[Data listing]

☆ ☆ ☆

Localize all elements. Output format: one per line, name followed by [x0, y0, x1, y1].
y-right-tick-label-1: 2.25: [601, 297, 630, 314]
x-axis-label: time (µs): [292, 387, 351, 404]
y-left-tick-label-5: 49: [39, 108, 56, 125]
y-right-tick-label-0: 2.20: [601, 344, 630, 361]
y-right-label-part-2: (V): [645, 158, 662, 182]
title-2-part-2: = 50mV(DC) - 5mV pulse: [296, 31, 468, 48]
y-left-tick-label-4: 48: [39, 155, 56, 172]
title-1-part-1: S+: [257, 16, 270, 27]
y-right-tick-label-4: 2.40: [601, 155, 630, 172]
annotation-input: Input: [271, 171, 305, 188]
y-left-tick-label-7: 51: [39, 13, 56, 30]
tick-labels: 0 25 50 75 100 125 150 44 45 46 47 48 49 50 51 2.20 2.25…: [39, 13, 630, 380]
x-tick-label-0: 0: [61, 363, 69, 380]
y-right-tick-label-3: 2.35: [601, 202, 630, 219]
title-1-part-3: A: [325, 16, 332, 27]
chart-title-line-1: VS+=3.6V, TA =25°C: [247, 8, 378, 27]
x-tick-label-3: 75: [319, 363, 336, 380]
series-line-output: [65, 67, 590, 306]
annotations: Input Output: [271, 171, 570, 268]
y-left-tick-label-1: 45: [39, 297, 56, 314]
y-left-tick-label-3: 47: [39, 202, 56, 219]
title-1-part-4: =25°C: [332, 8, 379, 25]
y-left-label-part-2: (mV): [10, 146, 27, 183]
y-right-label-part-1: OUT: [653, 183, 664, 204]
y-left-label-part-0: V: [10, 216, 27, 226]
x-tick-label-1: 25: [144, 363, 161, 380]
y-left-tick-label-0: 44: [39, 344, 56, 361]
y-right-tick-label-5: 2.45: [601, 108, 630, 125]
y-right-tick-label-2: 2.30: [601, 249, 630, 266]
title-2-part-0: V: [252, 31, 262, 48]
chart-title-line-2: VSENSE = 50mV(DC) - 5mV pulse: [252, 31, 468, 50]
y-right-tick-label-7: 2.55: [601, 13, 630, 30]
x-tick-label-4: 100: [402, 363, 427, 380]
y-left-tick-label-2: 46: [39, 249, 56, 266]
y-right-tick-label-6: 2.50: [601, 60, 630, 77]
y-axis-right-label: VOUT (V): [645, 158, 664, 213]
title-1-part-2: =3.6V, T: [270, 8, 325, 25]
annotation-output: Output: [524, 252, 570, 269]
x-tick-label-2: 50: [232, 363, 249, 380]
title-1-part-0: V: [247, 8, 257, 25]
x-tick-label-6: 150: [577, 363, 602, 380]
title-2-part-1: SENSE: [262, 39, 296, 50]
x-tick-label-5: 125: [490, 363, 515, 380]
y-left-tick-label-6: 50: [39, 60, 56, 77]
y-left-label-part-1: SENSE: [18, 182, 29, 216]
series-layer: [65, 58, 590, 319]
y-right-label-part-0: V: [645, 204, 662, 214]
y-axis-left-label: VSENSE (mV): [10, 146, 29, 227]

☆ ☆ ☆

_Given problem:_ Copy these lines out word for word.

_Correct result:_
Localize all elements. Output format: one per line, name followed by [x0, y0, x1, y1].
y-right-tick-label-1: 2.25: [601, 297, 630, 314]
x-axis-label: time (µs): [292, 387, 351, 404]
y-left-tick-label-5: 49: [39, 108, 56, 125]
y-right-tick-label-0: 2.20: [601, 344, 630, 361]
y-right-label-part-2: (V): [645, 158, 662, 182]
title-2-part-2: = 50mV(DC) - 5mV pulse: [296, 31, 468, 48]
y-left-tick-label-4: 48: [39, 155, 56, 172]
title-1-part-1: S+: [257, 16, 270, 27]
y-right-tick-label-4: 2.40: [601, 155, 630, 172]
annotation-input: Input: [271, 171, 305, 188]
y-left-tick-label-7: 51: [39, 13, 56, 30]
tick-labels: 0 25 50 75 100 125 150 44 45 46 47 48 49 50 51 2.20 2.25…: [39, 13, 630, 380]
x-tick-label-0: 0: [61, 363, 69, 380]
y-right-tick-label-3: 2.35: [601, 202, 630, 219]
title-1-part-3: A: [325, 16, 332, 27]
chart-title-line-1: VS+=3.6V, TA =25°C: [247, 8, 378, 27]
x-tick-label-3: 75: [319, 363, 336, 380]
series-line-output: [65, 67, 590, 306]
annotations: Input Output: [271, 171, 570, 268]
y-left-tick-label-1: 45: [39, 297, 56, 314]
y-left-tick-label-3: 47: [39, 202, 56, 219]
title-1-part-4: =25°C: [332, 8, 379, 25]
y-left-label-part-2: (mV): [10, 146, 27, 183]
y-right-label-part-1: OUT: [653, 183, 664, 204]
y-left-label-part-0: V: [10, 216, 27, 226]
x-tick-label-1: 25: [144, 363, 161, 380]
y-left-tick-label-0: 44: [39, 344, 56, 361]
y-right-tick-label-5: 2.45: [601, 108, 630, 125]
y-right-tick-label-2: 2.30: [601, 249, 630, 266]
title-2-part-0: V: [252, 31, 262, 48]
chart-title-line-2: VSENSE = 50mV(DC) - 5mV pulse: [252, 31, 468, 50]
y-right-tick-label-7: 2.55: [601, 13, 630, 30]
x-tick-label-4: 100: [402, 363, 427, 380]
y-left-tick-label-2: 46: [39, 249, 56, 266]
y-right-tick-label-6: 2.50: [601, 60, 630, 77]
y-axis-right-label: VOUT (V): [645, 158, 664, 213]
title-1-part-2: =3.6V, T: [270, 8, 325, 25]
annotation-output: Output: [524, 252, 570, 269]
x-tick-label-2: 50: [232, 363, 249, 380]
title-1-part-0: V: [247, 8, 257, 25]
x-tick-label-6: 150: [577, 363, 602, 380]
title-2-part-1: SENSE: [262, 39, 296, 50]
x-tick-label-5: 125: [490, 363, 515, 380]
y-left-tick-label-6: 50: [39, 60, 56, 77]
y-left-label-part-1: SENSE: [18, 182, 29, 216]
series-layer: [65, 58, 590, 319]
y-right-label-part-0: V: [645, 204, 662, 214]
y-axis-left-label: VSENSE (mV): [10, 146, 29, 227]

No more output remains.